_PAGE:_
-=-=-

Under the Paris Agreement, the earliest a party can give notice of its intention to quit is 4 November 2019, three years after the deal entered into force. That decision will not take effect until 4 November 2020, the day after the next US presidential election. Trump rejected the faster, but more legally complicated, option of withdrawing from the overarching UN climate convention.

Susan Biniaz, a former top climate lawyer for the state department who quit after Trump’s election, described his stance as “incoherent” in an email to Climate Home. “We wouldn’t even be out until Nov 2020, so how would we re-enter? It might just be a clumsy way of saying he’s leaving the door slightly open to not actually withdraw when the time comes in 2019.”

Excerpt from the Paris Agreement setting out the terms for withdrawal

For the next four years, the US can continue to attend international climate talks. If negotiators wanted to alter the substance of the Paris Agreement in that time, they would have to request an agenda item and get other countries to accept it.

-=-=-

_GIVEN INFORMATION:_
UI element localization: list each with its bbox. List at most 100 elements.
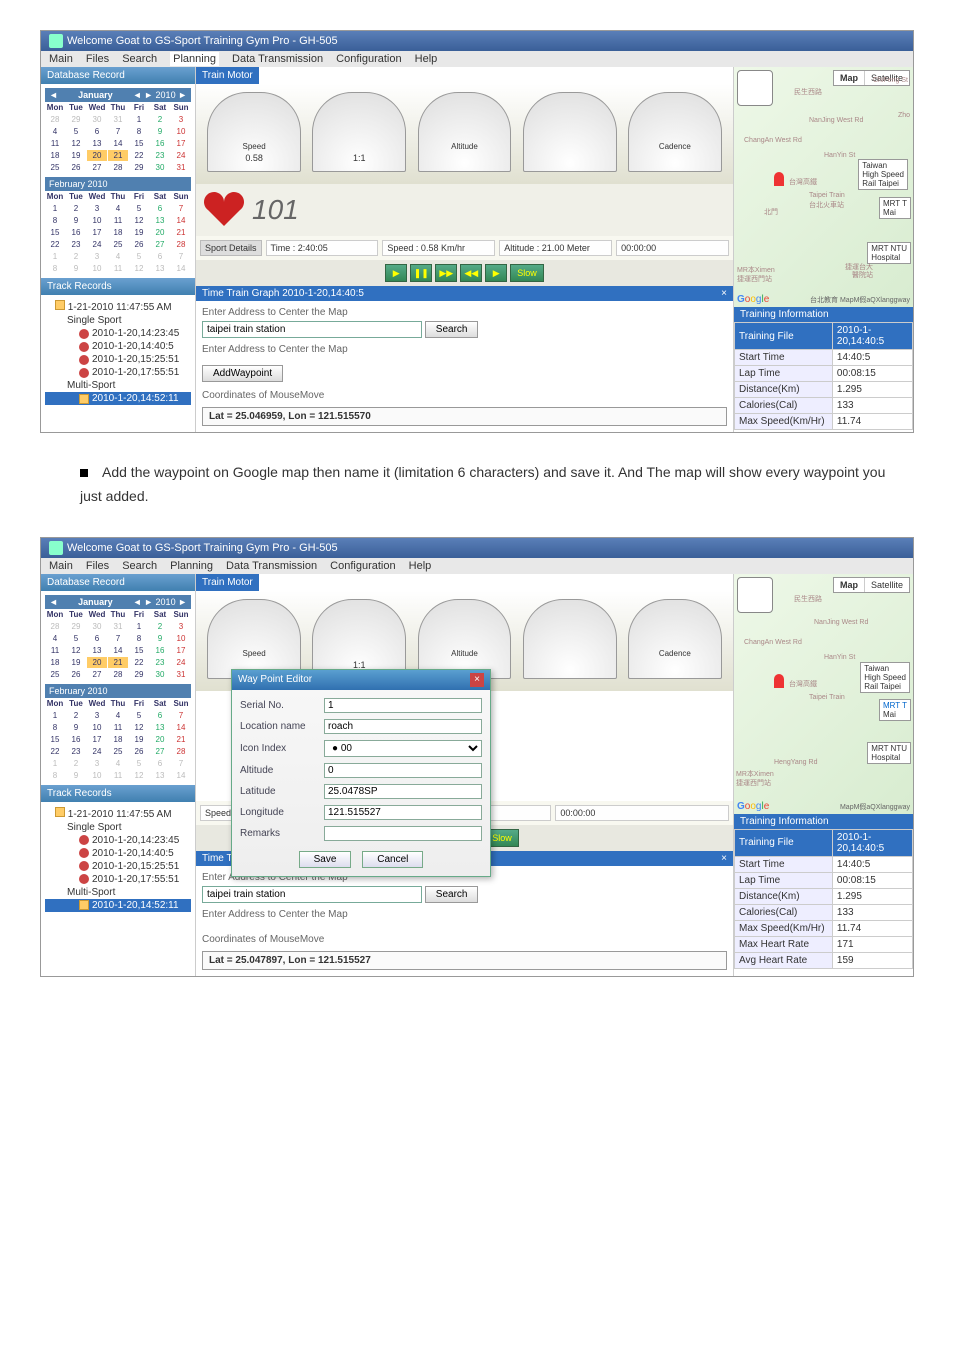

-=-=-

_TASK INSTRUCTIONS:_
(A) Update the stretch from "Under the Paris" through "UN climate convention." in the article on the US exit from the Paris Agreement, replacing "deal" with "accord".
(B) Answer these questions on the article about the US exit from the Paris Agreement:
(i) What is the earliest date on which a party can give notice of its intention to quit the agreement?
(ii) What word did Susan Biniaz use to describe Trump's stance?
(iii) What would negotiators have to do to alter the substance of the Paris Agreement during the next four years?
(C) Resume the article on the US exit from the Paris Agreement, starting after its final sentence.

_ANSWER LIST:_
(A)
Under the Paris Agreement, the earliest a party can give notice of its intention to quit is 4 November 2019, three years after the accord entered into force. That decision will not take effect until 4 November 2020, the day after the next US presidential election. Trump rejected the faster, but more legally complicated, option of withdrawing from the overarching UN climate convention.

(B)
(i) 4 November 2019.
(ii) "Incoherent."
(iii) They would have to request an agenda item and get other countries to accept it.

(C)
After a speech that attacked China and India, leaving the US in a small club of Paris refuseniks with Nicaragua and Syria, Trump’s prospects of winning such acceptance look slim.

“It was a really divisive and unnecessarily isolating speech,” said Farhana Yamin, founder of non-profit network Track 0 and a veteran of climate talks. “This is such a foreign policy disaster, because it alienates everyone in the rest of the world.”

The government leaders of Germany, France and Italy swiftly declared that the Paris Agreement “cannot be renegotiated”.

Christiana Figueres, who led the UN climate body through Paris, told reporters in a press call the US could ask to re-enter the agreement after 2020. But she quashed the idea the US could demand different terms.

“This is in essence a multilateral agreement,” she said. “That’s why it took six years to bring together and no one country can unilaterally change the conditions.”

Her successor Patricia Espinosa agreed in a tweet, saying the “historic treaty… cannot be renegotiated based on the request of a single party”.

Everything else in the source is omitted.